*Problem to solve*
In the entries below, count every line with the string "suffix". State the count and nothing else.

*Provided data*
- - - -
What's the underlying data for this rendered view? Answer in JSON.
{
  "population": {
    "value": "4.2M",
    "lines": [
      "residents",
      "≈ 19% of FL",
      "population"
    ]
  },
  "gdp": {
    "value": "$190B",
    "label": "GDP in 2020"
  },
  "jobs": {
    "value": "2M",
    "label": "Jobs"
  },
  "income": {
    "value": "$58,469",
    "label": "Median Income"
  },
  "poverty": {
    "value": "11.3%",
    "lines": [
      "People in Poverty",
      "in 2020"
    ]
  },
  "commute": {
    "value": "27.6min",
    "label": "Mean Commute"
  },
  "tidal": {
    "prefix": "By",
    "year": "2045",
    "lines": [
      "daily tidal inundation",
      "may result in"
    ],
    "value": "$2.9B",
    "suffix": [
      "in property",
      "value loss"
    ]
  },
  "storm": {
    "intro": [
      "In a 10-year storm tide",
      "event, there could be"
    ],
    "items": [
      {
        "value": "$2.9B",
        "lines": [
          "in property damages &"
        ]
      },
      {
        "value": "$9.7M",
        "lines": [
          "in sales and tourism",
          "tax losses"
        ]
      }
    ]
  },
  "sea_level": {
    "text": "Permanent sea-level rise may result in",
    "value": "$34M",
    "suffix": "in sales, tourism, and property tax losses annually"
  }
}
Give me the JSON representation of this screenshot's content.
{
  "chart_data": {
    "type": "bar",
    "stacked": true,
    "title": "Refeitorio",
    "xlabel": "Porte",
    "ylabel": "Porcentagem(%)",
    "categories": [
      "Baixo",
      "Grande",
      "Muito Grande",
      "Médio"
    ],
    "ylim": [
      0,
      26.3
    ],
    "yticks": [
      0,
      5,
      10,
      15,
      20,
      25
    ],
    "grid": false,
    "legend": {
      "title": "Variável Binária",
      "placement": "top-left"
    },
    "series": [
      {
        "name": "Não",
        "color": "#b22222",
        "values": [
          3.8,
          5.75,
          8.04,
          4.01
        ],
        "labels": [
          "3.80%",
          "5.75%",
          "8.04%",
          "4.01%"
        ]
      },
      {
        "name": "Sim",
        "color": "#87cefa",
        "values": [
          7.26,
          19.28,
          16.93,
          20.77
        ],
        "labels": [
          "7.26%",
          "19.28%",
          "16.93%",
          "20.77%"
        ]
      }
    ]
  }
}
- - - -
*Result of this task*
2